Page text:
The sole target for those antibodies, the HIV envelope trimer, is a wonder of evolutionary refinement. The few functional trimers scattered over HIV’s surface, for example, encode a number of immunodominant decoys for antibodies, most notably in the variable loop domains. These provoke a vigorous but generally useless antibody barrage that drowns out potentially neutralizing responses. Beyond that, the spike is covered with a thick fur of complex carbohydrates—often called the “glycan shield”—that largely resemble the complex sugars found on human cells, and are thus often ignored by the immune system. The bulky sugar chains also restrict antibody access to underlying peptide epitopes that might otherwise elicit neutralizing responses.

Nabel and his colleagues at the VRC have sought to pierce these defenses with their immunogens. They have covered up regions on the envelope that are highly immunogenic but essentially serve as decoys, and have removed glycans that hinder access to conserved epitopes. They have rearranged glycans on the surface of the protein, and altered some known immunodominant regions by modifying the variable loops, so as to bias the response in favor of neutralizing antibodies. Yet the responses induced thus far in mice, rabbits and nonhuman primates (NHPs) suggest they have a ways to go.

Not, however, for want of creativity. One immunogen developed at the VRC contains a re-engineered monomeric gp120 stripped of its inner domain, an excision intended to improve antibody responses to the CD4 binding site. Unfortunately, the excision destabilized the gp120 protein. So the VRC team secured the required structure by introducing disulfide bonds via directed mutagenesis. They then studded the surface of a Chikungunya virus-like particle with an array of these stabilized proteins—the immune system recognizes and responds better to large protein particles—and tested their immunogen in rabbits (see A Bangkok SurpriseIAVI Report, Sep.-Oct. 2011).

Task goal:
In the text about HIV vaccine design, write out again the part that opens with the words containing "Nabel and his" and closes with "ways to go.", substituting "distractions" for "decoys". The data after this text about HIV vaccine design has no role here.

Data supplied:
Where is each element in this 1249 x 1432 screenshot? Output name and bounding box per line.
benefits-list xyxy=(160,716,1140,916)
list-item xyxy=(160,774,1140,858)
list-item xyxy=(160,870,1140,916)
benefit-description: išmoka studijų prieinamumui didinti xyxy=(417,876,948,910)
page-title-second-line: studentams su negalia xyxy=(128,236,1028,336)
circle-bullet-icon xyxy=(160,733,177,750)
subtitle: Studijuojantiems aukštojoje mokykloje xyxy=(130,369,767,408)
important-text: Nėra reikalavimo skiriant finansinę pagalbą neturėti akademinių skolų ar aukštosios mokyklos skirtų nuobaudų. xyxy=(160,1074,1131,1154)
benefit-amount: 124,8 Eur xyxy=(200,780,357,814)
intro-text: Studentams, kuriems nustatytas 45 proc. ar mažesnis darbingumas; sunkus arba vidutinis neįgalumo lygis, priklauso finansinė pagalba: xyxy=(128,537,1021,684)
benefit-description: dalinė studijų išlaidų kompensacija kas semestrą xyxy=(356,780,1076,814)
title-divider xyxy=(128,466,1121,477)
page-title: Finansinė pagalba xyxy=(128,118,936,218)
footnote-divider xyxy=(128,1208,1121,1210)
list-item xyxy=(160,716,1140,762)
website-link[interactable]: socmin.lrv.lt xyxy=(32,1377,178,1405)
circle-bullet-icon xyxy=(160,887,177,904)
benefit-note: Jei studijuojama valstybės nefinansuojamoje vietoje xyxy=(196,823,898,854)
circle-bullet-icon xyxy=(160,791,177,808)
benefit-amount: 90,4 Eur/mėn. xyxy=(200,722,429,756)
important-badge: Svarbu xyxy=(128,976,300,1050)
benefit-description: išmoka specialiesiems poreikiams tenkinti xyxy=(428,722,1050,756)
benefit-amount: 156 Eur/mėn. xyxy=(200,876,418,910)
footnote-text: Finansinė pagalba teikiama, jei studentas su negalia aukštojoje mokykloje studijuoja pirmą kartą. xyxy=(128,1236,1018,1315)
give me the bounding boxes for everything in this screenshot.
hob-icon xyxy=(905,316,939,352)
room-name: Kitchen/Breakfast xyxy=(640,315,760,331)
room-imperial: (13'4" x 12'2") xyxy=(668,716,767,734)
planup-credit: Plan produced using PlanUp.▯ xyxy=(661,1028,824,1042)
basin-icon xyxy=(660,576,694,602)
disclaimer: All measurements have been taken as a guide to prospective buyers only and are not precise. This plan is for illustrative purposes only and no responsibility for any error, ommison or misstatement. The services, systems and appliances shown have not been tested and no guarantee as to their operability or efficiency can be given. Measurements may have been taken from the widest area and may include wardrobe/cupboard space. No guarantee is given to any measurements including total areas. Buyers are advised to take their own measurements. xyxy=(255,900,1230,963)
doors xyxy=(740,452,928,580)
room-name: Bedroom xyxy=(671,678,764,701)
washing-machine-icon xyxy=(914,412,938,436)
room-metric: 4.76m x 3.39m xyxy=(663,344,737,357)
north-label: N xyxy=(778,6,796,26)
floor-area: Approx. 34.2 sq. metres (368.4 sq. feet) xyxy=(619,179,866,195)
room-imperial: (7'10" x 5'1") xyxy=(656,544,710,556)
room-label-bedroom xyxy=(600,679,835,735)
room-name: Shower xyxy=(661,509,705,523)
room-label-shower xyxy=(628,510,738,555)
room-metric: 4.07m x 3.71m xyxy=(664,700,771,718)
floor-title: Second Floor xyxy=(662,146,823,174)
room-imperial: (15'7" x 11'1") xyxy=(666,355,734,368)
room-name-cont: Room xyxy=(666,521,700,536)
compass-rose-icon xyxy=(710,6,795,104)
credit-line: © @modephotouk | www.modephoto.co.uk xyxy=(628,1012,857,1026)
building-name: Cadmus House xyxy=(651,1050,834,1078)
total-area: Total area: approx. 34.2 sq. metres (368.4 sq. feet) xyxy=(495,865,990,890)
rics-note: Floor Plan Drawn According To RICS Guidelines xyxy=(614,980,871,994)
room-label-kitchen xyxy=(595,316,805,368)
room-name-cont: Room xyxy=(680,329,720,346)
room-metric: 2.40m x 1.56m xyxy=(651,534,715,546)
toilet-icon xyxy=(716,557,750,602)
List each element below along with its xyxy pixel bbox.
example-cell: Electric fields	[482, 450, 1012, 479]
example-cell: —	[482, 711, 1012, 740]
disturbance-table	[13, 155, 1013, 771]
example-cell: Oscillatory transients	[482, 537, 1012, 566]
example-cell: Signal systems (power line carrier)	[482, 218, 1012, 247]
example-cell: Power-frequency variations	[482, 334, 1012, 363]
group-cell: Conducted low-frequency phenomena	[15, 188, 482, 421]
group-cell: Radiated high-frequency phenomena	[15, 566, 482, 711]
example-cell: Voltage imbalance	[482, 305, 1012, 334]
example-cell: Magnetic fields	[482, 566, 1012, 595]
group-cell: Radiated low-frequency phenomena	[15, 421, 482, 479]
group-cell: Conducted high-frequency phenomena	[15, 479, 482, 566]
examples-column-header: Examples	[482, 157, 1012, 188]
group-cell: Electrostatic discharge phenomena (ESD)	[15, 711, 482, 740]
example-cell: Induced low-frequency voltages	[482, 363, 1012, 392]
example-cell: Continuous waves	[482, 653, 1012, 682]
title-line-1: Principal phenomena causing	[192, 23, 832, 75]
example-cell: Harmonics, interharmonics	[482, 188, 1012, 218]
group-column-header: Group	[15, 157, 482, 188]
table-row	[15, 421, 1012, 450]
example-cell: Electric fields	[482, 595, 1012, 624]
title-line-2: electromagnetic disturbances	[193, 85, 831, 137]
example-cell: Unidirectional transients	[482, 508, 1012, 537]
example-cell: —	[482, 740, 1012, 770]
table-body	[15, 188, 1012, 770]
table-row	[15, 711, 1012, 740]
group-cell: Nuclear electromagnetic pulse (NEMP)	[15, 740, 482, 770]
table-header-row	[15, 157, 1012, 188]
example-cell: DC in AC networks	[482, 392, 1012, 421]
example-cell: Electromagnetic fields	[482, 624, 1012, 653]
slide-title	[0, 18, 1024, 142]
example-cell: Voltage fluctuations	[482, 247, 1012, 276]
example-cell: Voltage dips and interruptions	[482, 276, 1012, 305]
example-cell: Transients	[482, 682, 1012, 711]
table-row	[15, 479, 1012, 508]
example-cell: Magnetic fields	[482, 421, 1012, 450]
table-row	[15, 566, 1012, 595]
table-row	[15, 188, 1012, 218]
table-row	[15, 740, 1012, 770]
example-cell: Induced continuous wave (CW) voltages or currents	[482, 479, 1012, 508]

Reply:
Nabel and his colleagues at the VRC have sought to pierce these defenses with their immunogens. They have covered up regions on the envelope that are highly immunogenic but essentially serve as distractions, and have removed glycans that hinder access to conserved epitopes. They have rearranged glycans on the surface of the protein, and altered some known immunodominant regions by modifying the variable loops, so as to bias the response in favor of neutralizing antibodies. Yet the responses induced thus far in mice, rabbits and nonhuman primates (NHPs) suggest they have a ways to go.